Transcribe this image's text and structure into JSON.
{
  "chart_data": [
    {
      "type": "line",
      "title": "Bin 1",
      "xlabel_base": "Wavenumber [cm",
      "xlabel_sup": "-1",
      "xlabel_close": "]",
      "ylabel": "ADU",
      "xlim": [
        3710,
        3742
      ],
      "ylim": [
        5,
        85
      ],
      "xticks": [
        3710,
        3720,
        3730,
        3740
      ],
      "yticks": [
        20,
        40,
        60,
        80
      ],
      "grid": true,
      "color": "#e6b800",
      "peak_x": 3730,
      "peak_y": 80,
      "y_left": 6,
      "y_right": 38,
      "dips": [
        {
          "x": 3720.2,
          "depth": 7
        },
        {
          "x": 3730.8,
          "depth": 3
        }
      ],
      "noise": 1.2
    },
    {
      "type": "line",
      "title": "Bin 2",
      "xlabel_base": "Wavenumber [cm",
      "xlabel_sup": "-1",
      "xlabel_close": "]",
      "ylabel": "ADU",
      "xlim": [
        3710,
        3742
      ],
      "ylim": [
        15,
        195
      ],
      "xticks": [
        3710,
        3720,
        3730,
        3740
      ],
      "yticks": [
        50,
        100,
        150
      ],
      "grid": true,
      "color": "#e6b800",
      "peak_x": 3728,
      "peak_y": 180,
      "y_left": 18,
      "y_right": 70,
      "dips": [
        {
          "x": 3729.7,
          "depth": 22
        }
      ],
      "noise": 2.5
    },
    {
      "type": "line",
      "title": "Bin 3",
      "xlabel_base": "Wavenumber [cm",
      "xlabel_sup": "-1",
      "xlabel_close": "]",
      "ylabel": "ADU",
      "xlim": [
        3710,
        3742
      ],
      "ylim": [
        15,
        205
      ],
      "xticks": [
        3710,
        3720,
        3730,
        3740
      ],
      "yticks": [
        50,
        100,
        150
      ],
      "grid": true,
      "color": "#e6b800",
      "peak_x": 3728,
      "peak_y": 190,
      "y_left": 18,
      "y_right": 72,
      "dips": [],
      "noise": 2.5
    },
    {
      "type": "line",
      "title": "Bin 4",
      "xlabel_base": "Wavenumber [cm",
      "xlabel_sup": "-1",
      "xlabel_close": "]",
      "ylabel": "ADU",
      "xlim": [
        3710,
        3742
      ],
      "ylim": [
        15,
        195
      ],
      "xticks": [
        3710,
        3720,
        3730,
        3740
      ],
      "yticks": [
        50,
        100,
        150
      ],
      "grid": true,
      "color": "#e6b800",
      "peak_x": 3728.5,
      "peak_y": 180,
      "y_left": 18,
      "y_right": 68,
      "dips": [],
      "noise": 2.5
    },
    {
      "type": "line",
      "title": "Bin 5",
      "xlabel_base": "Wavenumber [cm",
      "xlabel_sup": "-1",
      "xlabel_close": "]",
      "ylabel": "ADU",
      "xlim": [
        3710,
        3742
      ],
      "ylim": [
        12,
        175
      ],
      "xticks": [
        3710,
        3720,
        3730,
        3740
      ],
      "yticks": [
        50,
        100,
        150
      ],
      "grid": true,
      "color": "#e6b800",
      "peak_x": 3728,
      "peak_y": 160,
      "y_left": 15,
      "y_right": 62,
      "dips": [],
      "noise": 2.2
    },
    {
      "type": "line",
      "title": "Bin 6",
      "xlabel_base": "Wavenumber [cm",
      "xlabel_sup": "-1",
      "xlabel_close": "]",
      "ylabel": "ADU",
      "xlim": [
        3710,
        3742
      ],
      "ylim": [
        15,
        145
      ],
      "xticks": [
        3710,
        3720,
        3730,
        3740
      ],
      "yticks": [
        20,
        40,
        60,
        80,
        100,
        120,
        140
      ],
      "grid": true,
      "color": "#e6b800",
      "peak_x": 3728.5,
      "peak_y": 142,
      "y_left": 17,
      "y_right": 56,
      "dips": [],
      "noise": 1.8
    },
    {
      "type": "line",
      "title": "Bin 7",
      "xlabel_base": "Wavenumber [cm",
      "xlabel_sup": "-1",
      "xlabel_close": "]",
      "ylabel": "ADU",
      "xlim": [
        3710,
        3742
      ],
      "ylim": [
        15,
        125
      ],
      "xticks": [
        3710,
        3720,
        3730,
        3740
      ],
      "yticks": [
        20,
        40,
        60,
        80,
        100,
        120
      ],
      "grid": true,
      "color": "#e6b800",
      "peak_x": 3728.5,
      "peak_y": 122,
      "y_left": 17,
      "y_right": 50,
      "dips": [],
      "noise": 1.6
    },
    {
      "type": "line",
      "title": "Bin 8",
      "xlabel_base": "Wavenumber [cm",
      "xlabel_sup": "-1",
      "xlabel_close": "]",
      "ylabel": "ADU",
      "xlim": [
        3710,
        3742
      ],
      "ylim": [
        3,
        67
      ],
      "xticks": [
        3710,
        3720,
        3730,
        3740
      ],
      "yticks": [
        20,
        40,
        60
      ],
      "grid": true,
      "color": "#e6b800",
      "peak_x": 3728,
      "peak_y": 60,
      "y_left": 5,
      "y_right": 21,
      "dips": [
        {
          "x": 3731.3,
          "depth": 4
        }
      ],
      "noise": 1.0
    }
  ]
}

▸ **TO BE DONE**
Write every entry out again exactly.

▸ **RESPONSE TO THIS EXERCISE**
Transcribe this image's text and structure into JSON.
{
  "chart_data": [
    {
      "type": "line",
      "title": "Bin 1",
      "xlabel_base": "Wavenumber [cm",
      "xlabel_sup": "-1",
      "xlabel_close": "]",
      "ylabel": "ADU",
      "xlim": [
        3710,
        3742
      ],
      "ylim": [
        5,
        85
      ],
      "xticks": [
        3710,
        3720,
        3730,
        3740
      ],
      "yticks": [
        20,
        40,
        60,
        80
      ],
      "grid": true,
      "color": "#e6b800",
      "peak_x": 3730,
      "peak_y": 80,
      "y_left": 6,
      "y_right": 38,
      "dips": [
        {
          "x": 3720.2,
          "depth": 7
        },
        {
          "x": 3730.8,
          "depth": 3
        }
      ],
      "noise": 1.2
    },
    {
      "type": "line",
      "title": "Bin 2",
      "xlabel_base": "Wavenumber [cm",
      "xlabel_sup": "-1",
      "xlabel_close": "]",
      "ylabel": "ADU",
      "xlim": [
        3710,
        3742
      ],
      "ylim": [
        15,
        195
      ],
      "xticks": [
        3710,
        3720,
        3730,
        3740
      ],
      "yticks": [
        50,
        100,
        150
      ],
      "grid": true,
      "color": "#e6b800",
      "peak_x": 3728,
      "peak_y": 180,
      "y_left": 18,
      "y_right": 70,
      "dips": [
        {
          "x": 3729.7,
          "depth": 22
        }
      ],
      "noise": 2.5
    },
    {
      "type": "line",
      "title": "Bin 3",
      "xlabel_base": "Wavenumber [cm",
      "xlabel_sup": "-1",
      "xlabel_close": "]",
      "ylabel": "ADU",
      "xlim": [
        3710,
        3742
      ],
      "ylim": [
        15,
        205
      ],
      "xticks": [
        3710,
        3720,
        3730,
        3740
      ],
      "yticks": [
        50,
        100,
        150
      ],
      "grid": true,
      "color": "#e6b800",
      "peak_x": 3728,
      "peak_y": 190,
      "y_left": 18,
      "y_right": 72,
      "dips": [],
      "noise": 2.5
    },
    {
      "type": "line",
      "title": "Bin 4",
      "xlabel_base": "Wavenumber [cm",
      "xlabel_sup": "-1",
      "xlabel_close": "]",
      "ylabel": "ADU",
      "xlim": [
        3710,
        3742
      ],
      "ylim": [
        15,
        195
      ],
      "xticks": [
        3710,
        3720,
        3730,
        3740
      ],
      "yticks": [
        50,
        100,
        150
      ],
      "grid": true,
      "color": "#e6b800",
      "peak_x": 3728.5,
      "peak_y": 180,
      "y_left": 18,
      "y_right": 68,
      "dips": [],
      "noise": 2.5
    },
    {
      "type": "line",
      "title": "Bin 5",
      "xlabel_base": "Wavenumber [cm",
      "xlabel_sup": "-1",
      "xlabel_close": "]",
      "ylabel": "ADU",
      "xlim": [
        3710,
        3742
      ],
      "ylim": [
        12,
        175
      ],
      "xticks": [
        3710,
        3720,
        3730,
        3740
      ],
      "yticks": [
        50,
        100,
        150
      ],
      "grid": true,
      "color": "#e6b800",
      "peak_x": 3728,
      "peak_y": 160,
      "y_left": 15,
      "y_right": 62,
      "dips": [],
      "noise": 2.2
    },
    {
      "type": "line",
      "title": "Bin 6",
      "xlabel_base": "Wavenumber [cm",
      "xlabel_sup": "-1",
      "xlabel_close": "]",
      "ylabel": "ADU",
      "xlim": [
        3710,
        3742
      ],
      "ylim": [
        15,
        145
      ],
      "xticks": [
        3710,
        3720,
        3730,
        3740
      ],
      "yticks": [
        20,
        40,
        60,
        80,
        100,
        120,
        140
      ],
      "grid": true,
      "color": "#e6b800",
      "peak_x": 3728.5,
      "peak_y": 142,
      "y_left": 17,
      "y_right": 56,
      "dips": [],
      "noise": 1.8
    },
    {
      "type": "line",
      "title": "Bin 7",
      "xlabel_base": "Wavenumber [cm",
      "xlabel_sup": "-1",
      "xlabel_close": "]",
      "ylabel": "ADU",
      "xlim": [
        3710,
        3742
      ],
      "ylim": [
        15,
        125
      ],
      "xticks": [
        3710,
        3720,
        3730,
        3740
      ],
      "yticks": [
        20,
        40,
        60,
        80,
        100,
        120
      ],
      "grid": true,
      "color": "#e6b800",
      "peak_x": 3728.5,
      "peak_y": 122,
      "y_left": 17,
      "y_right": 50,
      "dips": [],
      "noise": 1.6
    },
    {
      "type": "line",
      "title": "Bin 8",
      "xlabel_base": "Wavenumber [cm",
      "xlabel_sup": "-1",
      "xlabel_close": "]",
      "ylabel": "ADU",
      "xlim": [
        3710,
        3742
      ],
      "ylim": [
        3,
        67
      ],
      "xticks": [
        3710,
        3720,
        3730,
        3740
      ],
      "yticks": [
        20,
        40,
        60
      ],
      "grid": true,
      "color": "#e6b800",
      "peak_x": 3728,
      "peak_y": 60,
      "y_left": 5,
      "y_right": 21,
      "dips": [
        {
          "x": 3731.3,
          "depth": 4
        }
      ],
      "noise": 1.0
    }
  ]
}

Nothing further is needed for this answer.